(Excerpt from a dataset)
******

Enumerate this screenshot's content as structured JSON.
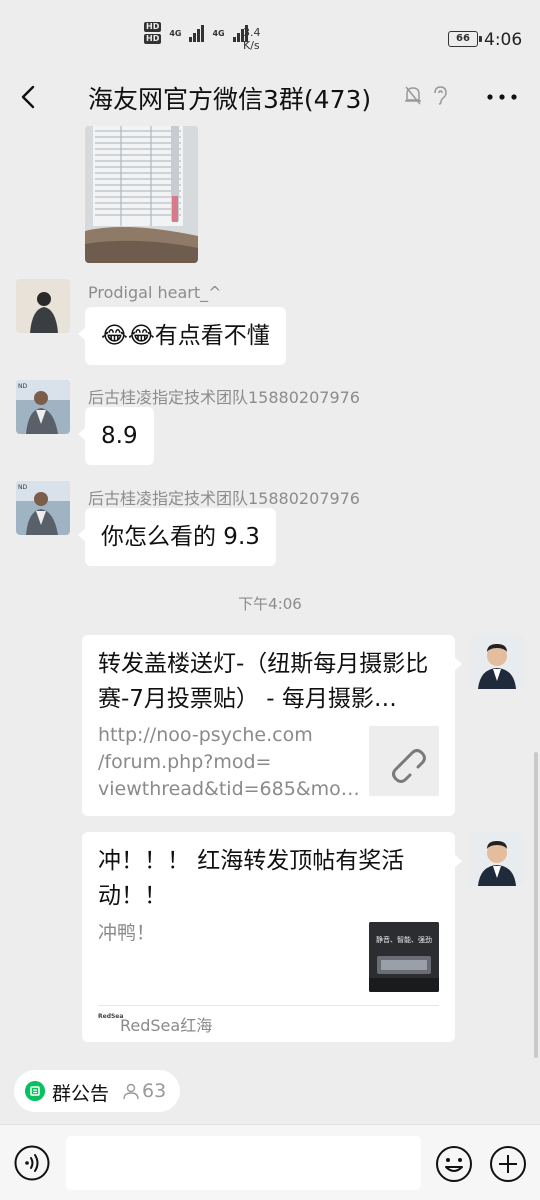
{
  "status_bar": {
    "hd_top": "HD",
    "hd_bottom": "HD",
    "net_a": "4G",
    "net_b": "4G",
    "speed_value": "3.4",
    "speed_unit": "K/s",
    "battery": "66",
    "time": "4:06"
  },
  "header": {
    "title": "海友网官方微信3群(473)"
  },
  "messages": [
    {
      "sender": "Prodigal heart_^",
      "text": "😂😂有点看不懂"
    },
    {
      "sender": "后古桂凌指定技术团队15880207976",
      "text": "8.9"
    },
    {
      "sender": "后古桂凌指定技术团队15880207976",
      "text": "你怎么看的 9.3"
    }
  ],
  "time_separator": "下午4:06",
  "card1": {
    "title": "转发盖楼送灯-（纽斯每月摄影比赛-7月投票贴） - 每月摄影…",
    "url": "http://noo-psyche.com\n/forum.php?mod=\nviewthread&tid=685&mo…"
  },
  "card2": {
    "title": "冲！！！ 红海转发顶帖有奖活动！！",
    "desc": "冲鸭！",
    "thumb_text": "静音、智能、强劲",
    "source": "RedSea红海",
    "source_logo": "RedSea"
  },
  "bottom": {
    "notice_label": "群公告",
    "member_count": "63",
    "input_placeholder": ""
  }
}
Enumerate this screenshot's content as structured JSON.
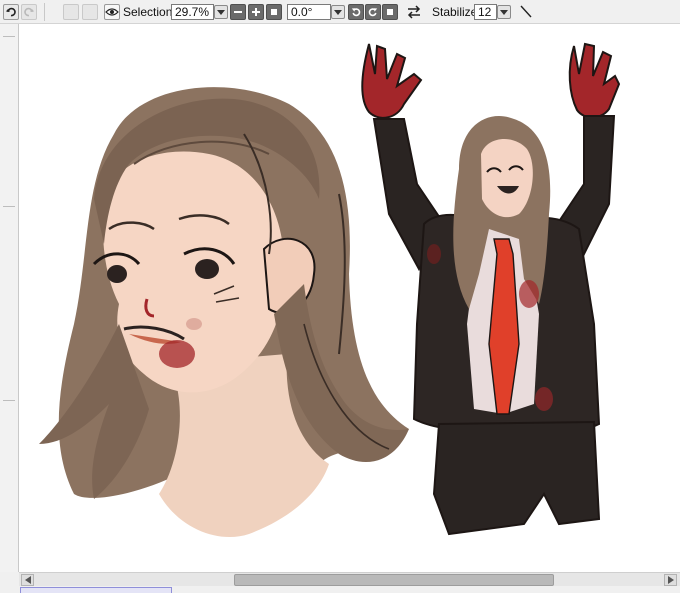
{
  "toolbar": {
    "undo_icon": "undo-icon",
    "redo_icon": "redo-icon",
    "selection_label": "Selection",
    "zoom_value": "29.7%",
    "rotation_value": "0.0°",
    "stabilizer_label": "Stabilizer",
    "stabilizer_value": "12"
  },
  "colors": {
    "hair": "#8c7360",
    "hair_dark": "#5e4a3d",
    "skin": "#f3d3c0",
    "blood": "#a3262a",
    "tie": "#e0402a",
    "suit": "#2a2422",
    "shirt": "#e9dcdc",
    "line": "#1d1614"
  }
}
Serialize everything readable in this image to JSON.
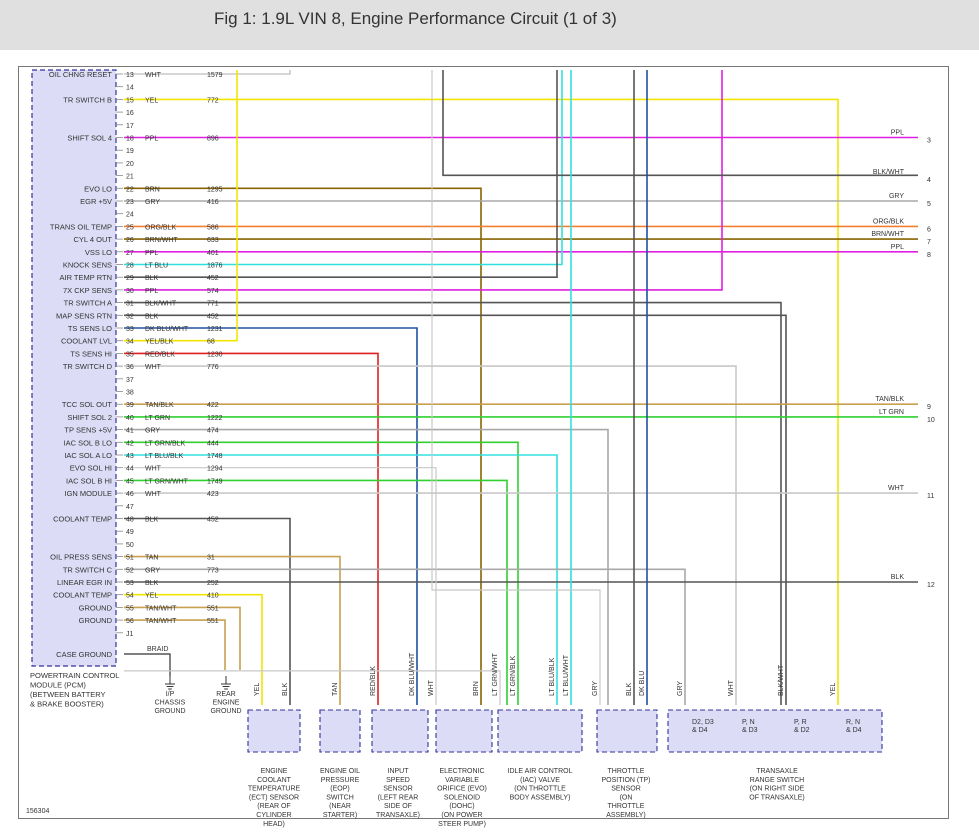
{
  "title": "Fig 1: 1.9L VIN 8, Engine Performance Circuit (1 of 3)",
  "figure_id": "156304",
  "pcm_label": [
    "POWERTRAIN CONTROL",
    "MODULE (PCM)",
    "(BETWEEN BATTERY",
    "& BRAKE BOOSTER)"
  ],
  "case_ground": "CASE GROUND",
  "braid": "BRAID",
  "pins": [
    {
      "n": "13",
      "label": "OIL CHNG RESET",
      "color": "WHT",
      "circuit": "1579"
    },
    {
      "n": "14",
      "label": "",
      "color": "",
      "circuit": ""
    },
    {
      "n": "15",
      "label": "TR SWITCH B",
      "color": "YEL",
      "circuit": "772"
    },
    {
      "n": "16",
      "label": "",
      "color": "",
      "circuit": ""
    },
    {
      "n": "17",
      "label": "",
      "color": "",
      "circuit": ""
    },
    {
      "n": "18",
      "label": "SHIFT SOL 4",
      "color": "PPL",
      "circuit": "896"
    },
    {
      "n": "19",
      "label": "",
      "color": "",
      "circuit": ""
    },
    {
      "n": "20",
      "label": "",
      "color": "",
      "circuit": ""
    },
    {
      "n": "21",
      "label": "",
      "color": "",
      "circuit": ""
    },
    {
      "n": "22",
      "label": "EVO LO",
      "color": "BRN",
      "circuit": "1295"
    },
    {
      "n": "23",
      "label": "EGR +5V",
      "color": "GRY",
      "circuit": "416"
    },
    {
      "n": "24",
      "label": "",
      "color": "",
      "circuit": ""
    },
    {
      "n": "25",
      "label": "TRANS OIL TEMP",
      "color": "ORG/BLK",
      "circuit": "586"
    },
    {
      "n": "26",
      "label": "CYL 4 OUT",
      "color": "BRN/WHT",
      "circuit": "633"
    },
    {
      "n": "27",
      "label": "VSS LO",
      "color": "PPL",
      "circuit": "401"
    },
    {
      "n": "28",
      "label": "KNOCK SENS",
      "color": "LT BLU",
      "circuit": "1876"
    },
    {
      "n": "29",
      "label": "AIR TEMP RTN",
      "color": "BLK",
      "circuit": "452"
    },
    {
      "n": "30",
      "label": "7X CKP SENS",
      "color": "PPL",
      "circuit": "574"
    },
    {
      "n": "31",
      "label": "TR SWITCH A",
      "color": "BLK/WHT",
      "circuit": "771"
    },
    {
      "n": "32",
      "label": "MAP SENS RTN",
      "color": "BLK",
      "circuit": "452"
    },
    {
      "n": "33",
      "label": "TS SENS LO",
      "color": "DK BLU/WHT",
      "circuit": "1231"
    },
    {
      "n": "34",
      "label": "COOLANT LVL",
      "color": "YEL/BLK",
      "circuit": "68"
    },
    {
      "n": "35",
      "label": "TS SENS HI",
      "color": "RED/BLK",
      "circuit": "1230"
    },
    {
      "n": "36",
      "label": "TR SWITCH D",
      "color": "WHT",
      "circuit": "776"
    },
    {
      "n": "37",
      "label": "",
      "color": "",
      "circuit": ""
    },
    {
      "n": "38",
      "label": "",
      "color": "",
      "circuit": ""
    },
    {
      "n": "39",
      "label": "TCC SOL OUT",
      "color": "TAN/BLK",
      "circuit": "422"
    },
    {
      "n": "40",
      "label": "SHIFT SOL 2",
      "color": "LT GRN",
      "circuit": "1222"
    },
    {
      "n": "41",
      "label": "TP SENS +5V",
      "color": "GRY",
      "circuit": "474"
    },
    {
      "n": "42",
      "label": "IAC SOL B LO",
      "color": "LT GRN/BLK",
      "circuit": "444"
    },
    {
      "n": "43",
      "label": "IAC SOL A LO",
      "color": "LT BLU/BLK",
      "circuit": "1748"
    },
    {
      "n": "44",
      "label": "EVO SOL HI",
      "color": "WHT",
      "circuit": "1294"
    },
    {
      "n": "45",
      "label": "IAC SOL B HI",
      "color": "LT GRN/WHT",
      "circuit": "1749"
    },
    {
      "n": "46",
      "label": "IGN MODULE",
      "color": "WHT",
      "circuit": "423"
    },
    {
      "n": "47",
      "label": "",
      "color": "",
      "circuit": ""
    },
    {
      "n": "48",
      "label": "COOLANT TEMP",
      "color": "BLK",
      "circuit": "452"
    },
    {
      "n": "49",
      "label": "",
      "color": "",
      "circuit": ""
    },
    {
      "n": "50",
      "label": "",
      "color": "",
      "circuit": ""
    },
    {
      "n": "51",
      "label": "OIL PRESS SENS",
      "color": "TAN",
      "circuit": "31"
    },
    {
      "n": "52",
      "label": "TR SWITCH C",
      "color": "GRY",
      "circuit": "773"
    },
    {
      "n": "53",
      "label": "LINEAR EGR IN",
      "color": "BLK",
      "circuit": "252"
    },
    {
      "n": "54",
      "label": "COOLANT TEMP",
      "color": "YEL",
      "circuit": "410"
    },
    {
      "n": "55",
      "label": "GROUND",
      "color": "TAN/WHT",
      "circuit": "551"
    },
    {
      "n": "56",
      "label": "GROUND",
      "color": "TAN/WHT",
      "circuit": "551"
    },
    {
      "n": "J1",
      "label": "",
      "color": "",
      "circuit": ""
    }
  ],
  "right_labels": [
    {
      "wire": "PPL",
      "ref": "3"
    },
    {
      "wire": "BLK/WHT",
      "ref": "4"
    },
    {
      "wire": "GRY",
      "ref": "5"
    },
    {
      "wire": "ORG/BLK",
      "ref": "6"
    },
    {
      "wire": "BRN/WHT",
      "ref": "7"
    },
    {
      "wire": "PPL",
      "ref": "8"
    },
    {
      "wire": "TAN/BLK",
      "ref": "9"
    },
    {
      "wire": "LT GRN",
      "ref": "10"
    },
    {
      "wire": "WHT",
      "ref": "11"
    },
    {
      "wire": "BLK",
      "ref": "12"
    }
  ],
  "grounds": [
    {
      "lines": [
        "I/P",
        "CHASSIS",
        "GROUND"
      ]
    },
    {
      "lines": [
        "REAR",
        "ENGINE",
        "GROUND"
      ]
    }
  ],
  "bottom_wire_labels": [
    "YEL",
    "BLK",
    "TAN",
    "RED/BLK",
    "DK BLU/WHT",
    "WHT",
    "BRN",
    "LT GRN/WHT",
    "LT GRN/BLK",
    "LT BLU/BLK",
    "LT BLU/WHT",
    "GRY",
    "BLK",
    "DK BLU",
    "GRY",
    "WHT",
    "BLK/WHT",
    "YEL"
  ],
  "components": [
    {
      "lines": [
        "ENGINE",
        "COOLANT",
        "TEMPERATURE",
        "(ECT) SENSOR",
        "(REAR OF",
        "CYLINDER",
        "HEAD)"
      ]
    },
    {
      "lines": [
        "ENGINE OIL",
        "PRESSURE",
        "(EOP)",
        "SWITCH",
        "(NEAR",
        "STARTER)"
      ]
    },
    {
      "lines": [
        "INPUT",
        "SPEED",
        "SENSOR",
        "(LEFT REAR",
        "SIDE OF",
        "TRANSAXLE)"
      ]
    },
    {
      "lines": [
        "ELECTRONIC",
        "VARIABLE",
        "ORIFICE (EVO)",
        "SOLENOID",
        "(DOHC)",
        "(ON POWER",
        "STEER PUMP)"
      ]
    },
    {
      "lines": [
        "IDLE AIR CONTROL",
        "(IAC) VALVE",
        "(ON THROTTLE",
        "BODY ASSEMBLY)"
      ]
    },
    {
      "lines": [
        "THROTTLE",
        "POSITION (TP)",
        "SENSOR",
        "(ON",
        "THROTTLE",
        "ASSEMBLY)"
      ]
    },
    {
      "lines": [
        "TRANSAXLE",
        "RANGE SWITCH",
        "(ON RIGHT SIDE",
        "OF TRANSAXLE)"
      ]
    }
  ],
  "switch_positions": [
    "D2, D3",
    "& D4",
    "P, N",
    "& D3",
    "P, R",
    "& D2",
    "R, N",
    "& D4"
  ],
  "colors": {
    "WHT": "#c8c8c8",
    "YEL": "#f2e600",
    "PPL": "#e020e0",
    "BRN": "#8a6400",
    "GRY": "#a8a8a8",
    "BLK": "#555555",
    "ORG": "#f08030",
    "LTBLU": "#30e0e0",
    "DKBLU": "#2050a0",
    "RED": "#e02020",
    "LTGRN": "#30d030",
    "TAN": "#c8a050",
    "PCM_FILL": "#dcdcf6",
    "PCM_BORDER": "#333399"
  }
}
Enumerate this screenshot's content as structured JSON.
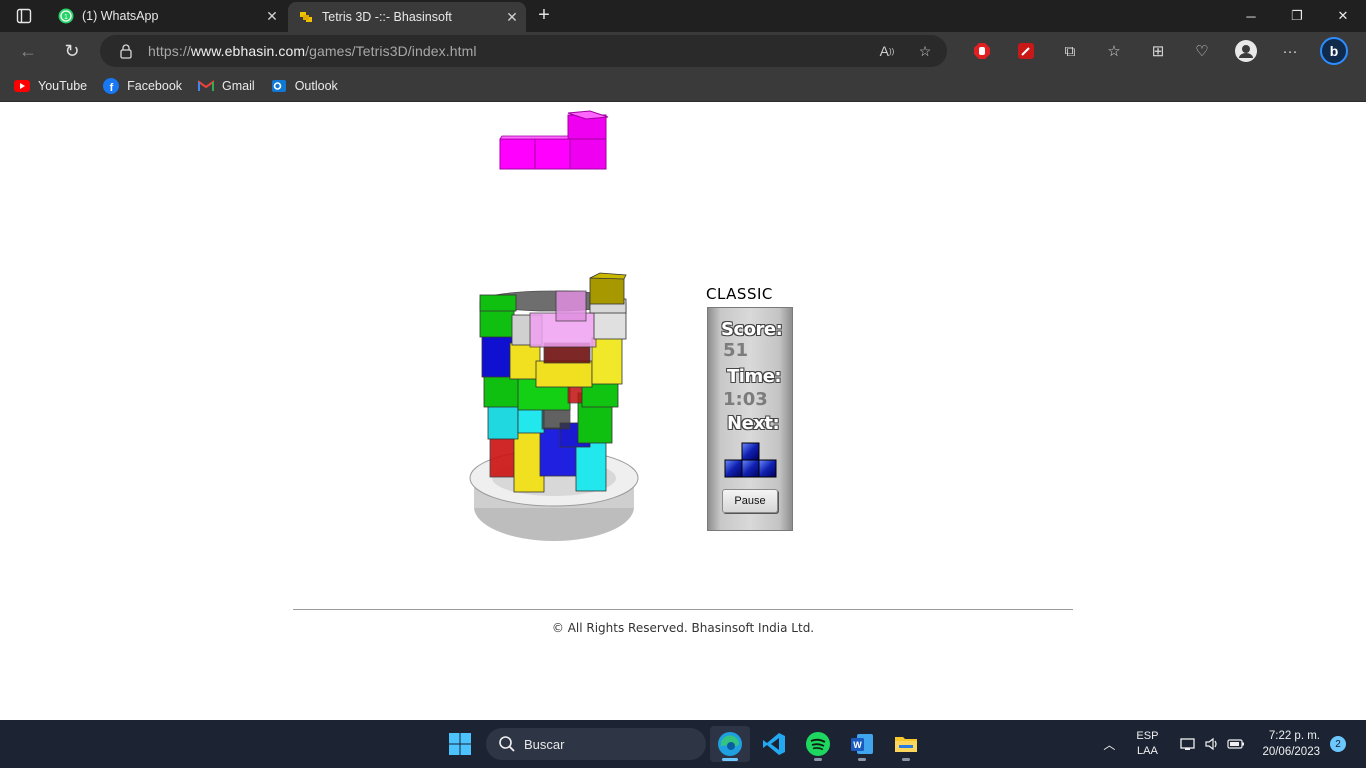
{
  "browser": {
    "tabs": [
      {
        "title": "(1) WhatsApp",
        "active": false,
        "favicon": "whatsapp-icon"
      },
      {
        "title": "Tetris 3D -::- Bhasinsoft",
        "active": true,
        "favicon": "tetris-icon"
      }
    ],
    "url_prefix": "https://",
    "url_host": "www.ebhasin.com",
    "url_path": "/games/Tetris3D/index.html",
    "bookmarks": [
      {
        "label": "YouTube",
        "icon": "youtube-icon"
      },
      {
        "label": "Facebook",
        "icon": "facebook-icon"
      },
      {
        "label": "Gmail",
        "icon": "gmail-icon"
      },
      {
        "label": "Outlook",
        "icon": "outlook-icon"
      }
    ]
  },
  "game": {
    "mode": "CLASSIC",
    "score_label": "Score:",
    "score": "51",
    "time_label": "Time:",
    "time": "1:03",
    "next_label": "Next:",
    "pause_label": "Pause",
    "falling_piece_color": "#ff00ff",
    "next_piece": "T"
  },
  "footer": {
    "copyright": "© All Rights Reserved. Bhasinsoft India Ltd."
  },
  "taskbar": {
    "search_placeholder": "Buscar",
    "lang_line1": "ESP",
    "lang_line2": "LAA",
    "time": "7:22 p. m.",
    "date": "20/06/2023",
    "notifications": "2",
    "apps": [
      "edge-icon",
      "vscode-icon",
      "spotify-icon",
      "word-icon",
      "file-explorer-icon"
    ]
  },
  "colors": {
    "accent": "#6cc7ff",
    "chrome_dark": "#202020",
    "toolbar": "#3a3a3a"
  }
}
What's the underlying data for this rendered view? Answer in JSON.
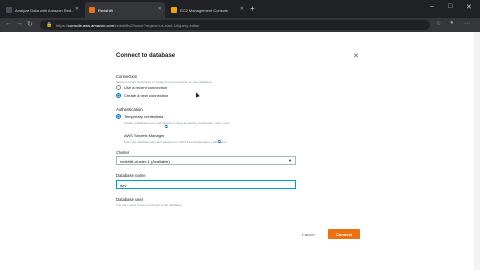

******

• _WRITTEN TASK_
Gather each line of the records holding the string "title".

• _RESPONSE TO THIS TASK_
    "title": "海友网官方微信3群(473)"
    "title": "转发盖楼送灯-（纽斯每月摄影比赛-7月投票贴） - 每月摄影…",
    "title": "冲！！！ 红海转发顶帖有奖活动！！",
  "title": "Fig 1: 1.9L VIN 8, Engine Performance Circuit (1 of 3)",
        "title": "(1) WhatsApp",
        "title": "Tetris 3D -::- Bhasinsoft",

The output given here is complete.